Quote every line of the material beneath this one.

_Records shown_

[BEGIN]

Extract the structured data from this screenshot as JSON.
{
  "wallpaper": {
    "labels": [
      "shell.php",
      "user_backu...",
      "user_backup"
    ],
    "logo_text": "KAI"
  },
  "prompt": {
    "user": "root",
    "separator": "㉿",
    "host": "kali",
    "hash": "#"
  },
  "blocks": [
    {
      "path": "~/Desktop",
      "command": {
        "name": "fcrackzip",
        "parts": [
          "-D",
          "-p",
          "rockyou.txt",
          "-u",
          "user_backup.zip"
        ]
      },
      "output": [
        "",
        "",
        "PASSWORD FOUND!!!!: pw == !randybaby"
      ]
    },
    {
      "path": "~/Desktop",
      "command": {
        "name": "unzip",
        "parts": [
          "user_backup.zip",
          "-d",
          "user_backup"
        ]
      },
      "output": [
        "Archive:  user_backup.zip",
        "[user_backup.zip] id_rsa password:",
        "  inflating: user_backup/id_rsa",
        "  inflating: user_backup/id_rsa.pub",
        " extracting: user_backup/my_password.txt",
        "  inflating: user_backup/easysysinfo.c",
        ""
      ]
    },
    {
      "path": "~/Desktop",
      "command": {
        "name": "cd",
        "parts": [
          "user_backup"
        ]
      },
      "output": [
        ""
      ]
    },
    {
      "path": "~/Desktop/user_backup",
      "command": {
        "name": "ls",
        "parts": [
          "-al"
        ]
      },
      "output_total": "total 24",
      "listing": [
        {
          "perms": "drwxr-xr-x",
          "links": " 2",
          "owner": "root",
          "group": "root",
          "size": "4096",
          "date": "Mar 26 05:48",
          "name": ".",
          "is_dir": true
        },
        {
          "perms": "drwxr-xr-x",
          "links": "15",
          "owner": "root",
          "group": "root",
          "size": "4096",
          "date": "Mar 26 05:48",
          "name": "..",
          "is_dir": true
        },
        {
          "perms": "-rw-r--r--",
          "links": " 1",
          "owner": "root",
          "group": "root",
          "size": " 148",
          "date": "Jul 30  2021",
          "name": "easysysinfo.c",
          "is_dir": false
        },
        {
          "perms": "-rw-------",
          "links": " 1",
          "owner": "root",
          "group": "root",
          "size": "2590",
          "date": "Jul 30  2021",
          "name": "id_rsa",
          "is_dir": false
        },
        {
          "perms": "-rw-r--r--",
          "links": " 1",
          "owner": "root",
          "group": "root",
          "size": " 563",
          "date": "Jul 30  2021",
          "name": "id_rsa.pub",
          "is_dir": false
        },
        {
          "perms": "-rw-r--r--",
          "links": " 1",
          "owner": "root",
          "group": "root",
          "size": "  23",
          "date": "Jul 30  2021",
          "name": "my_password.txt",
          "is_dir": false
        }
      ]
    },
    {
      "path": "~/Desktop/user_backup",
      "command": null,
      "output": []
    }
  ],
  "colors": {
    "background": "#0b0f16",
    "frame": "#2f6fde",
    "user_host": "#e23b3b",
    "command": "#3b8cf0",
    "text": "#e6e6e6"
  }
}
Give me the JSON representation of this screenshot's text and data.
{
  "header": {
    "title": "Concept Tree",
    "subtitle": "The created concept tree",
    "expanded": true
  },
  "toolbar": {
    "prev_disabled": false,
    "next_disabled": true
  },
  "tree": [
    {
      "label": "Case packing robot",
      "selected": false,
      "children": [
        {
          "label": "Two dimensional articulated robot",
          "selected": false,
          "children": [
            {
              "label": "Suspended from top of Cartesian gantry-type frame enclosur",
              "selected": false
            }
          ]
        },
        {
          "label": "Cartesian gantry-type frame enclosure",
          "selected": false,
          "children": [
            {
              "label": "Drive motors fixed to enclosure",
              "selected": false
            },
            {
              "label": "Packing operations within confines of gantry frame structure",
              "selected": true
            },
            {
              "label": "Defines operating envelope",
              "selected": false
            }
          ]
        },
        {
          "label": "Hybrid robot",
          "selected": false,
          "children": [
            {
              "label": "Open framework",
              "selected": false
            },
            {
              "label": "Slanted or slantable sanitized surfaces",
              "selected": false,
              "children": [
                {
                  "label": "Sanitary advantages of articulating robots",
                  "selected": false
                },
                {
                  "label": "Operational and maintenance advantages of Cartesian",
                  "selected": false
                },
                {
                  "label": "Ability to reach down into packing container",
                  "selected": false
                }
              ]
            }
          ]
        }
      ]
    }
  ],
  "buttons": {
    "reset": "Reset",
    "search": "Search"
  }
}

[END]

_Response to this exercise_
Extract the structured data from this screenshot as JSON.
{
  "wallpaper": {
    "labels": [
      "shell.php",
      "user_backu...",
      "user_backup"
    ],
    "logo_text": "KAI"
  },
  "prompt": {
    "user": "root",
    "separator": "㉿",
    "host": "kali",
    "hash": "#"
  },
  "blocks": [
    {
      "path": "~/Desktop",
      "command": {
        "name": "fcrackzip",
        "parts": [
          "-D",
          "-p",
          "rockyou.txt",
          "-u",
          "user_backup.zip"
        ]
      },
      "output": [
        "",
        "",
        "PASSWORD FOUND!!!!: pw == !randybaby"
      ]
    },
    {
      "path": "~/Desktop",
      "command": {
        "name": "unzip",
        "parts": [
          "user_backup.zip",
          "-d",
          "user_backup"
        ]
      },
      "output": [
        "Archive:  user_backup.zip",
        "[user_backup.zip] id_rsa password:",
        "  inflating: user_backup/id_rsa",
        "  inflating: user_backup/id_rsa.pub",
        " extracting: user_backup/my_password.txt",
        "  inflating: user_backup/easysysinfo.c",
        ""
      ]
    },
    {
      "path": "~/Desktop",
      "command": {
        "name": "cd",
        "parts": [
          "user_backup"
        ]
      },
      "output": [
        ""
      ]
    },
    {
      "path": "~/Desktop/user_backup",
      "command": {
        "name": "ls",
        "parts": [
          "-al"
        ]
      },
      "output_total": "total 24",
      "listing": [
        {
          "perms": "drwxr-xr-x",
          "links": " 2",
          "owner": "root",
          "group": "root",
          "size": "4096",
          "date": "Mar 26 05:48",
          "name": ".",
          "is_dir": true
        },
        {
          "perms": "drwxr-xr-x",
          "links": "15",
          "owner": "root",
          "group": "root",
          "size": "4096",
          "date": "Mar 26 05:48",
          "name": "..",
          "is_dir": true
        },
        {
          "perms": "-rw-r--r--",
          "links": " 1",
          "owner": "root",
          "group": "root",
          "size": " 148",
          "date": "Jul 30  2021",
          "name": "easysysinfo.c",
          "is_dir": false
        },
        {
          "perms": "-rw-------",
          "links": " 1",
          "owner": "root",
          "group": "root",
          "size": "2590",
          "date": "Jul 30  2021",
          "name": "id_rsa",
          "is_dir": false
        },
        {
          "perms": "-rw-r--r--",
          "links": " 1",
          "owner": "root",
          "group": "root",
          "size": " 563",
          "date": "Jul 30  2021",
          "name": "id_rsa.pub",
          "is_dir": false
        },
        {
          "perms": "-rw-r--r--",
          "links": " 1",
          "owner": "root",
          "group": "root",
          "size": "  23",
          "date": "Jul 30  2021",
          "name": "my_password.txt",
          "is_dir": false
        }
      ]
    },
    {
      "path": "~/Desktop/user_backup",
      "command": null,
      "output": []
    }
  ],
  "colors": {
    "background": "#0b0f16",
    "frame": "#2f6fde",
    "user_host": "#e23b3b",
    "command": "#3b8cf0",
    "text": "#e6e6e6"
  }
}
Give me the JSON representation of this screenshot's text and data.
{
  "header": {
    "title": "Concept Tree",
    "subtitle": "The created concept tree",
    "expanded": true
  },
  "toolbar": {
    "prev_disabled": false,
    "next_disabled": true
  },
  "tree": [
    {
      "label": "Case packing robot",
      "selected": false,
      "children": [
        {
          "label": "Two dimensional articulated robot",
          "selected": false,
          "children": [
            {
              "label": "Suspended from top of Cartesian gantry-type frame enclosur",
              "selected": false
            }
          ]
        },
        {
          "label": "Cartesian gantry-type frame enclosure",
          "selected": false,
          "children": [
            {
              "label": "Drive motors fixed to enclosure",
              "selected": false
            },
            {
              "label": "Packing operations within confines of gantry frame structure",
              "selected": true
            },
            {
              "label": "Defines operating envelope",
              "selected": false
            }
          ]
        },
        {
          "label": "Hybrid robot",
          "selected": false,
          "children": [
            {
              "label": "Open framework",
              "selected": false
            },
            {
              "label": "Slanted or slantable sanitized surfaces",
              "selected": false,
              "children": [
                {
                  "label": "Sanitary advantages of articulating robots",
                  "selected": false
                },
                {
                  "label": "Operational and maintenance advantages of Cartesian",
                  "selected": false
                },
                {
                  "label": "Ability to reach down into packing container",
                  "selected": false
                }
              ]
            }
          ]
        }
      ]
    }
  ],
  "buttons": {
    "reset": "Reset",
    "search": "Search"
  }
}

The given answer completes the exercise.